| DIRECTION |
Write out each line word for word. Drop pictures.

##############################

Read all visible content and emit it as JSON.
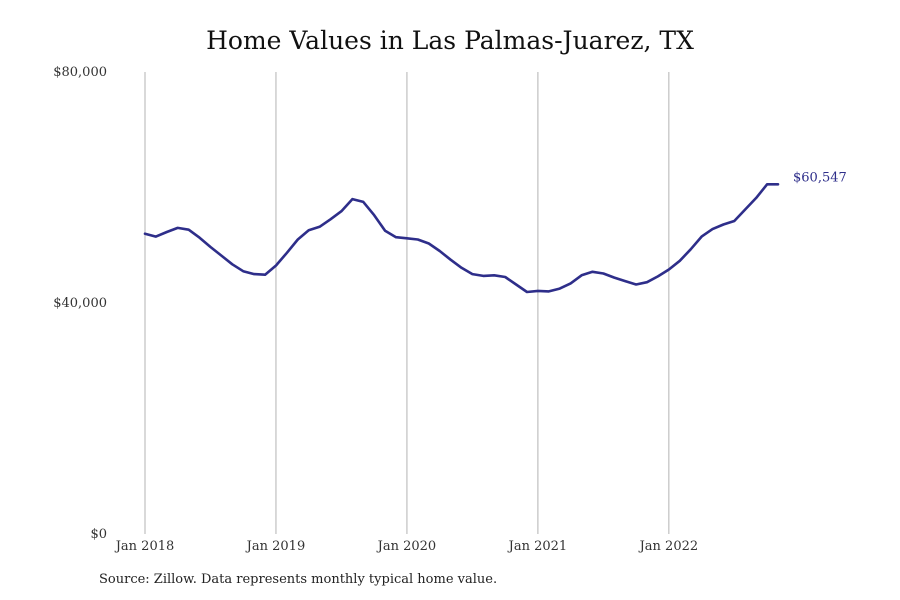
{
  "chart_data": {
    "type": "line",
    "title": "Home Values in Las Palmas-Juarez, TX",
    "xlabel": "",
    "ylabel": "",
    "x_ticks": [
      {
        "label": "Jan 2018",
        "month": 0
      },
      {
        "label": "Jan 2019",
        "month": 12
      },
      {
        "label": "Jan 2020",
        "month": 24
      },
      {
        "label": "Jan 2021",
        "month": 36
      },
      {
        "label": "Jan 2022",
        "month": 48
      }
    ],
    "y_ticks": [
      {
        "label": "$0",
        "value": 0
      },
      {
        "label": "$40,000",
        "value": 40000
      },
      {
        "label": "$80,000",
        "value": 80000
      }
    ],
    "ylim": [
      0,
      80000
    ],
    "x_range": [
      "Jan 2018",
      "Nov 2022"
    ],
    "grid": "vertical lines at January ticks",
    "line_color": "#2e2e8a",
    "series": [
      {
        "name": "",
        "x": [
          "Jan 2018",
          "Feb 2018",
          "Mar 2018",
          "Apr 2018",
          "May 2018",
          "Jun 2018",
          "Jul 2018",
          "Aug 2018",
          "Sep 2018",
          "Oct 2018",
          "Nov 2018",
          "Dec 2018",
          "Jan 2019",
          "Feb 2019",
          "Mar 2019",
          "Apr 2019",
          "May 2019",
          "Jun 2019",
          "Jul 2019",
          "Aug 2019",
          "Sep 2019",
          "Oct 2019",
          "Nov 2019",
          "Dec 2019",
          "Jan 2020",
          "Feb 2020",
          "Mar 2020",
          "Apr 2020",
          "May 2020",
          "Jun 2020",
          "Jul 2020",
          "Aug 2020",
          "Sep 2020",
          "Oct 2020",
          "Nov 2020",
          "Dec 2020",
          "Jan 2021",
          "Feb 2021",
          "Mar 2021",
          "Apr 2021",
          "May 2021",
          "Jun 2021",
          "Jul 2021",
          "Aug 2021",
          "Sep 2021",
          "Oct 2021",
          "Nov 2021",
          "Dec 2021",
          "Jan 2022",
          "Feb 2022",
          "Mar 2022",
          "Apr 2022",
          "May 2022",
          "Jun 2022",
          "Jul 2022",
          "Aug 2022",
          "Sep 2022",
          "Oct 2022",
          "Nov 2022"
        ],
        "values": [
          52000,
          51500,
          52300,
          53000,
          52700,
          51300,
          49700,
          48200,
          46700,
          45500,
          45000,
          44900,
          46500,
          48700,
          51000,
          52600,
          53200,
          54500,
          55900,
          58000,
          57500,
          55200,
          52500,
          51400,
          51200,
          51000,
          50300,
          49000,
          47500,
          46100,
          45000,
          44700,
          44800,
          44500,
          43200,
          41900,
          42100,
          42000,
          42500,
          43400,
          44800,
          45400,
          45100,
          44400,
          43800,
          43200,
          43600,
          44600,
          45800,
          47300,
          49300,
          51500,
          52800,
          53600,
          54200,
          56200,
          58200,
          60547,
          60547
        ],
        "end_label": "$60,547"
      }
    ]
  },
  "source": "Source: Zillow. Data represents monthly typical home value."
}
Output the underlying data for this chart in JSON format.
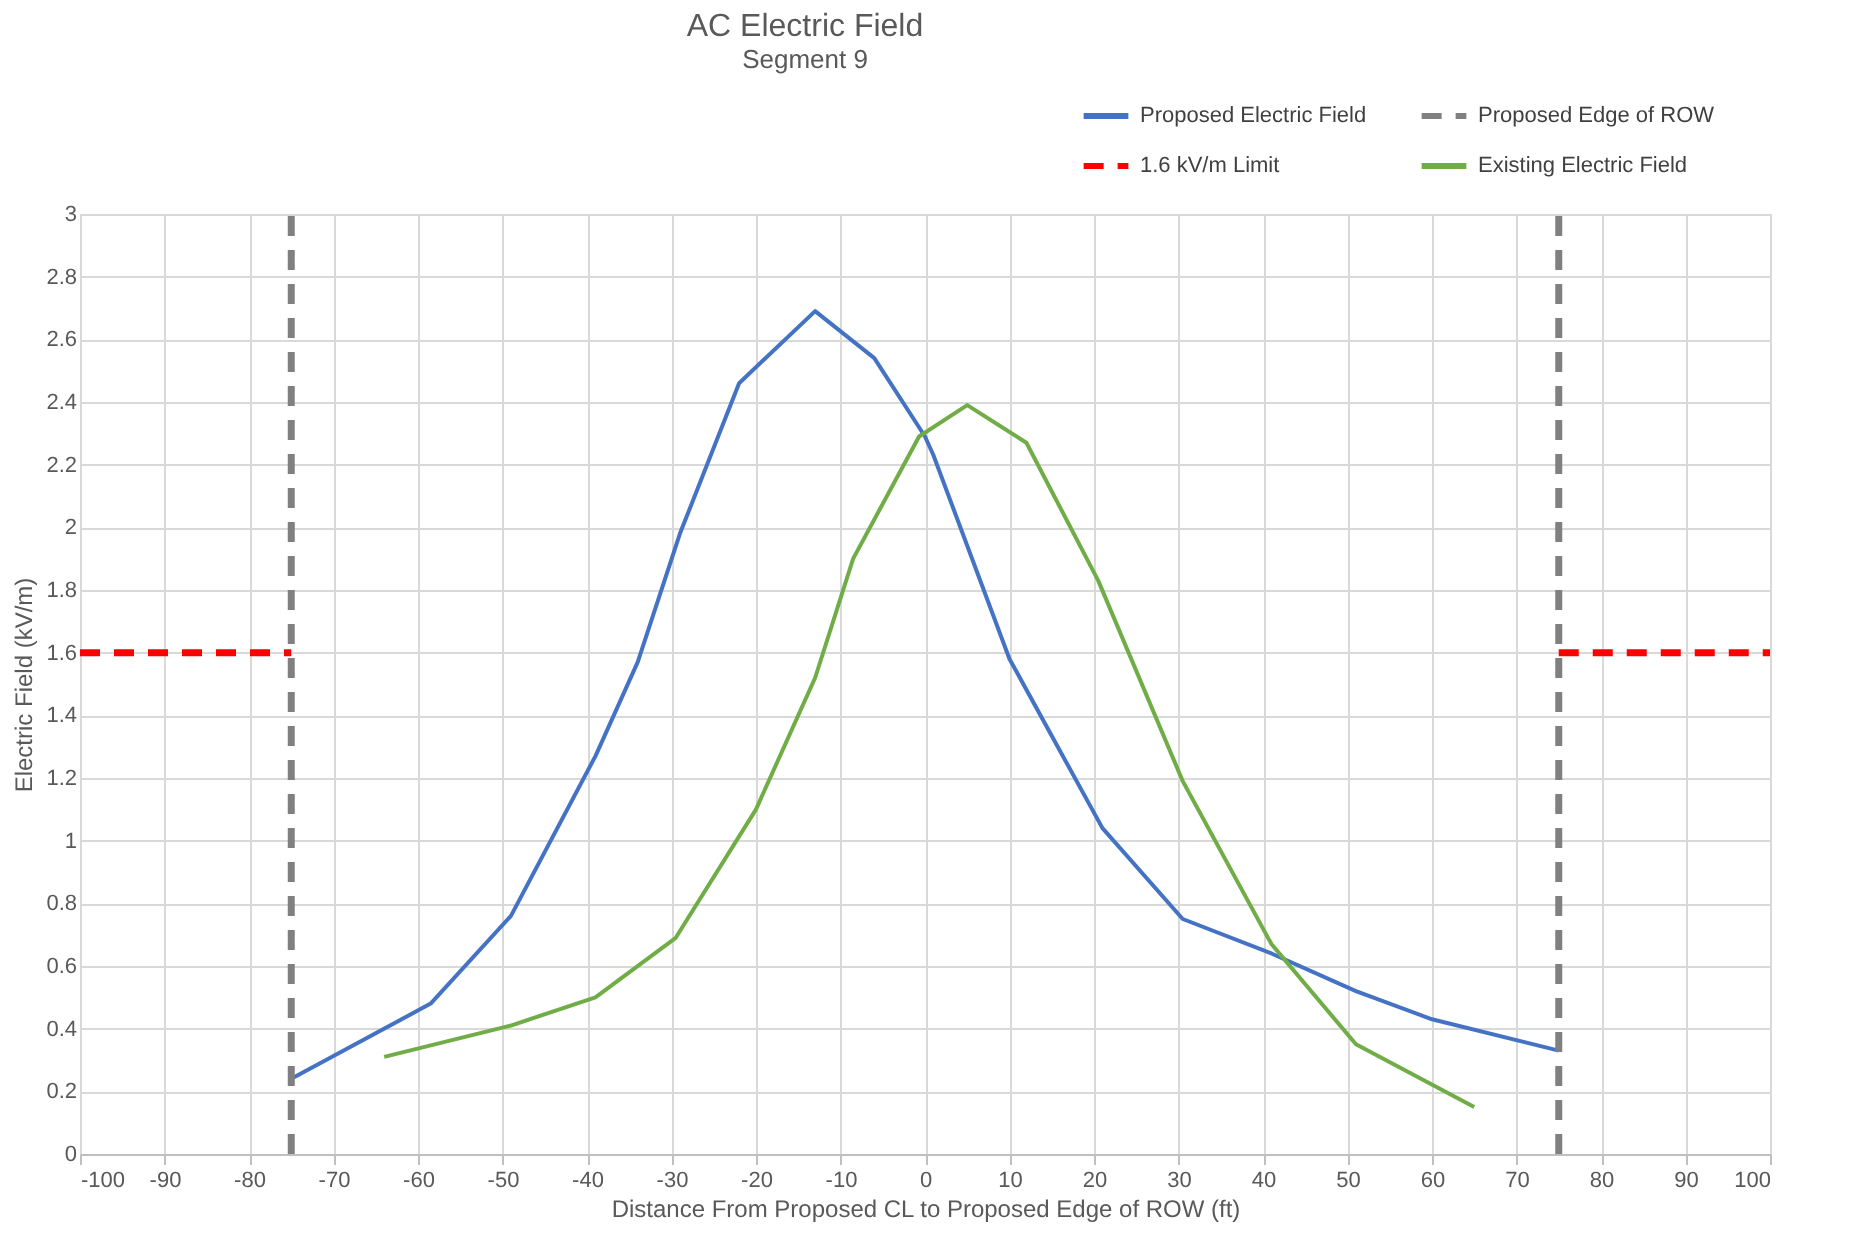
{
  "chart_data": {
    "type": "line",
    "title": "AC Electric Field",
    "subtitle": "Segment 9",
    "xlabel": "Distance From Proposed CL to Proposed Edge of ROW (ft)",
    "ylabel": "Electric Field (kV/m)",
    "xlim": [
      -100,
      100
    ],
    "xticks": [
      -100,
      -90,
      -80,
      -70,
      -60,
      -50,
      -40,
      -30,
      -20,
      -10,
      0,
      10,
      20,
      30,
      40,
      50,
      60,
      70,
      80,
      90,
      100
    ],
    "ylim": [
      0,
      3
    ],
    "yticks": [
      0,
      0.2,
      0.4,
      0.6,
      0.8,
      1,
      1.2,
      1.4,
      1.6,
      1.8,
      2,
      2.2,
      2.4,
      2.6,
      2.8,
      3
    ],
    "grid": true,
    "legend": "top right",
    "marker": "none",
    "series": [
      {
        "name": "Proposed Electric Field",
        "color": "#4472c4",
        "line_style": "solid",
        "x": [
          -75,
          -58.5,
          -49,
          -39,
          -34,
          -29,
          -22,
          -13,
          -6,
          0,
          1,
          10,
          21,
          30.5,
          41,
          51,
          60,
          75
        ],
        "values": [
          0.24,
          0.48,
          0.76,
          1.27,
          1.57,
          1.98,
          2.46,
          2.69,
          2.54,
          2.29,
          2.23,
          1.58,
          1.04,
          0.75,
          0.64,
          0.52,
          0.43,
          0.33
        ]
      },
      {
        "name": "1.6 kV/m Limit",
        "color": "#ff0000",
        "line_style": "dashed",
        "x": [
          -100,
          -75,
          0,
          75,
          100
        ],
        "values": [
          1.6,
          1.6,
          null,
          1.6,
          1.6
        ]
      },
      {
        "name": "Proposed Edge of ROW",
        "color": "#808080",
        "line_style": "dashed",
        "x": [
          -75,
          -75,
          0,
          75,
          75
        ],
        "values": [
          0,
          3,
          null,
          0,
          3
        ]
      },
      {
        "name": "Existing Electric Field",
        "color": "#70ad47",
        "line_style": "solid",
        "x": [
          -64,
          -49,
          -39,
          -29.5,
          -20,
          -13,
          -8.5,
          -0.7,
          5,
          12,
          20.5,
          30.5,
          41,
          51,
          65
        ],
        "values": [
          0.31,
          0.41,
          0.5,
          0.69,
          1.1,
          1.52,
          1.9,
          2.29,
          2.39,
          2.27,
          1.83,
          1.19,
          0.67,
          0.35,
          0.15
        ]
      }
    ]
  }
}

##############################

| REPLY |
Read all visible content and emit it as JSON.
{
  "chart_data": {
    "type": "line",
    "title": "Home Values in Las Palmas-Juarez, TX",
    "xlabel": "",
    "ylabel": "",
    "x_ticks": [
      {
        "label": "Jan 2018",
        "month": 0
      },
      {
        "label": "Jan 2019",
        "month": 12
      },
      {
        "label": "Jan 2020",
        "month": 24
      },
      {
        "label": "Jan 2021",
        "month": 36
      },
      {
        "label": "Jan 2022",
        "month": 48
      }
    ],
    "y_ticks": [
      {
        "label": "$0",
        "value": 0
      },
      {
        "label": "$40,000",
        "value": 40000
      },
      {
        "label": "$80,000",
        "value": 80000
      }
    ],
    "ylim": [
      0,
      80000
    ],
    "x_range": [
      "Jan 2018",
      "Nov 2022"
    ],
    "grid": "vertical lines at January ticks",
    "line_color": "#2e2e8a",
    "series": [
      {
        "name": "",
        "x": [
          "Jan 2018",
          "Feb 2018",
          "Mar 2018",
          "Apr 2018",
          "May 2018",
          "Jun 2018",
          "Jul 2018",
          "Aug 2018",
          "Sep 2018",
          "Oct 2018",
          "Nov 2018",
          "Dec 2018",
          "Jan 2019",
          "Feb 2019",
          "Mar 2019",
          "Apr 2019",
          "May 2019",
          "Jun 2019",
          "Jul 2019",
          "Aug 2019",
          "Sep 2019",
          "Oct 2019",
          "Nov 2019",
          "Dec 2019",
          "Jan 2020",
          "Feb 2020",
          "Mar 2020",
          "Apr 2020",
          "May 2020",
          "Jun 2020",
          "Jul 2020",
          "Aug 2020",
          "Sep 2020",
          "Oct 2020",
          "Nov 2020",
          "Dec 2020",
          "Jan 2021",
          "Feb 2021",
          "Mar 2021",
          "Apr 2021",
          "May 2021",
          "Jun 2021",
          "Jul 2021",
          "Aug 2021",
          "Sep 2021",
          "Oct 2021",
          "Nov 2021",
          "Dec 2021",
          "Jan 2022",
          "Feb 2022",
          "Mar 2022",
          "Apr 2022",
          "May 2022",
          "Jun 2022",
          "Jul 2022",
          "Aug 2022",
          "Sep 2022",
          "Oct 2022",
          "Nov 2022"
        ],
        "values": [
          52000,
          51500,
          52300,
          53000,
          52700,
          51300,
          49700,
          48200,
          46700,
          45500,
          45000,
          44900,
          46500,
          48700,
          51000,
          52600,
          53200,
          54500,
          55900,
          58000,
          57500,
          55200,
          52500,
          51400,
          51200,
          51000,
          50300,
          49000,
          47500,
          46100,
          45000,
          44700,
          44800,
          44500,
          43200,
          41900,
          42100,
          42000,
          42500,
          43400,
          44800,
          45400,
          45100,
          44400,
          43800,
          43200,
          43600,
          44600,
          45800,
          47300,
          49300,
          51500,
          52800,
          53600,
          54200,
          56200,
          58200,
          60547,
          60547
        ],
        "end_label": "$60,547"
      }
    ]
  },
  "source": "Source: Zillow. Data represents monthly typical home value."
}
Output the underlying data for this chart in JSON format.
{
  "chart_data": {
    "type": "line",
    "title": "AC Electric Field",
    "subtitle": "Segment 9",
    "xlabel": "Distance From Proposed CL to Proposed Edge of ROW (ft)",
    "ylabel": "Electric Field (kV/m)",
    "xlim": [
      -100,
      100
    ],
    "xticks": [
      -100,
      -90,
      -80,
      -70,
      -60,
      -50,
      -40,
      -30,
      -20,
      -10,
      0,
      10,
      20,
      30,
      40,
      50,
      60,
      70,
      80,
      90,
      100
    ],
    "ylim": [
      0,
      3
    ],
    "yticks": [
      0,
      0.2,
      0.4,
      0.6,
      0.8,
      1,
      1.2,
      1.4,
      1.6,
      1.8,
      2,
      2.2,
      2.4,
      2.6,
      2.8,
      3
    ],
    "grid": true,
    "legend": "top right",
    "marker": "none",
    "series": [
      {
        "name": "Proposed Electric Field",
        "color": "#4472c4",
        "line_style": "solid",
        "x": [
          -75,
          -58.5,
          -49,
          -39,
          -34,
          -29,
          -22,
          -13,
          -6,
          0,
          1,
          10,
          21,
          30.5,
          41,
          51,
          60,
          75
        ],
        "values": [
          0.24,
          0.48,
          0.76,
          1.27,
          1.57,
          1.98,
          2.46,
          2.69,
          2.54,
          2.29,
          2.23,
          1.58,
          1.04,
          0.75,
          0.64,
          0.52,
          0.43,
          0.33
        ]
      },
      {
        "name": "1.6 kV/m Limit",
        "color": "#ff0000",
        "line_style": "dashed",
        "x": [
          -100,
          -75,
          0,
          75,
          100
        ],
        "values": [
          1.6,
          1.6,
          null,
          1.6,
          1.6
        ]
      },
      {
        "name": "Proposed Edge of ROW",
        "color": "#808080",
        "line_style": "dashed",
        "x": [
          -75,
          -75,
          0,
          75,
          75
        ],
        "values": [
          0,
          3,
          null,
          0,
          3
        ]
      },
      {
        "name": "Existing Electric Field",
        "color": "#70ad47",
        "line_style": "solid",
        "x": [
          -64,
          -49,
          -39,
          -29.5,
          -20,
          -13,
          -8.5,
          -0.7,
          5,
          12,
          20.5,
          30.5,
          41,
          51,
          65
        ],
        "values": [
          0.31,
          0.41,
          0.5,
          0.69,
          1.1,
          1.52,
          1.9,
          2.29,
          2.39,
          2.27,
          1.83,
          1.19,
          0.67,
          0.35,
          0.15
        ]
      }
    ]
  }
}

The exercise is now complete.